■ The exercise
Reproduce the entire listing word for word.

■ Dataset records
[Start]

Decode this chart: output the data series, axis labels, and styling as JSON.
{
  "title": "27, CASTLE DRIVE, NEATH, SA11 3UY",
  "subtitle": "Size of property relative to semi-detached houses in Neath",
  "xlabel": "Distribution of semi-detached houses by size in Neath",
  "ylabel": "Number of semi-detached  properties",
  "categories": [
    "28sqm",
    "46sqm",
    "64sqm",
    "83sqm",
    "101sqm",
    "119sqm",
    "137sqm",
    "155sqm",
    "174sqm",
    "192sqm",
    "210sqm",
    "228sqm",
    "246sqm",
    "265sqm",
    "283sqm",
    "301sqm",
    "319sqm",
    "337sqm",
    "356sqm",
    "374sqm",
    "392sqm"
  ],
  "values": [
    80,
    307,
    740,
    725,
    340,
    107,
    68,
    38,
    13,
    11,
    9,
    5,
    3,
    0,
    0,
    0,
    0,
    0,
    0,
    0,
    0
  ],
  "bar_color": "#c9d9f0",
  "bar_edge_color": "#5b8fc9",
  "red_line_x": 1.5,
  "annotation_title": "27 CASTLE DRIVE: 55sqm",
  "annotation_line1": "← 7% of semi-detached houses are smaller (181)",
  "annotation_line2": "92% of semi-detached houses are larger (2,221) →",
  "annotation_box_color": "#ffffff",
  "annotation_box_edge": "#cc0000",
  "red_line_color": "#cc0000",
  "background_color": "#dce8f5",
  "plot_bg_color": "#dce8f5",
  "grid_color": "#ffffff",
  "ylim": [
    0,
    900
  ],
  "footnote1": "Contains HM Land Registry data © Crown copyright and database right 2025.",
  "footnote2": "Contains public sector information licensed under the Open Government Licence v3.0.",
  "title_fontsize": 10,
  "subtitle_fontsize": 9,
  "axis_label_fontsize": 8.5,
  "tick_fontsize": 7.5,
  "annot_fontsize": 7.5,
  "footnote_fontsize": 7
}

[End]

■ Task answer
Decode this chart: output the data series, axis labels, and styling as JSON.
{
  "title": "27, CASTLE DRIVE, NEATH, SA11 3UY",
  "subtitle": "Size of property relative to semi-detached houses in Neath",
  "xlabel": "Distribution of semi-detached houses by size in Neath",
  "ylabel": "Number of semi-detached  properties",
  "categories": [
    "28sqm",
    "46sqm",
    "64sqm",
    "83sqm",
    "101sqm",
    "119sqm",
    "137sqm",
    "155sqm",
    "174sqm",
    "192sqm",
    "210sqm",
    "228sqm",
    "246sqm",
    "265sqm",
    "283sqm",
    "301sqm",
    "319sqm",
    "337sqm",
    "356sqm",
    "374sqm",
    "392sqm"
  ],
  "values": [
    80,
    307,
    740,
    725,
    340,
    107,
    68,
    38,
    13,
    11,
    9,
    5,
    3,
    0,
    0,
    0,
    0,
    0,
    0,
    0,
    0
  ],
  "bar_color": "#c9d9f0",
  "bar_edge_color": "#5b8fc9",
  "red_line_x": 1.5,
  "annotation_title": "27 CASTLE DRIVE: 55sqm",
  "annotation_line1": "← 7% of semi-detached houses are smaller (181)",
  "annotation_line2": "92% of semi-detached houses are larger (2,221) →",
  "annotation_box_color": "#ffffff",
  "annotation_box_edge": "#cc0000",
  "red_line_color": "#cc0000",
  "background_color": "#dce8f5",
  "plot_bg_color": "#dce8f5",
  "grid_color": "#ffffff",
  "ylim": [
    0,
    900
  ],
  "footnote1": "Contains HM Land Registry data © Crown copyright and database right 2025.",
  "footnote2": "Contains public sector information licensed under the Open Government Licence v3.0.",
  "title_fontsize": 10,
  "subtitle_fontsize": 9,
  "axis_label_fontsize": 8.5,
  "tick_fontsize": 7.5,
  "annot_fontsize": 7.5,
  "footnote_fontsize": 7
}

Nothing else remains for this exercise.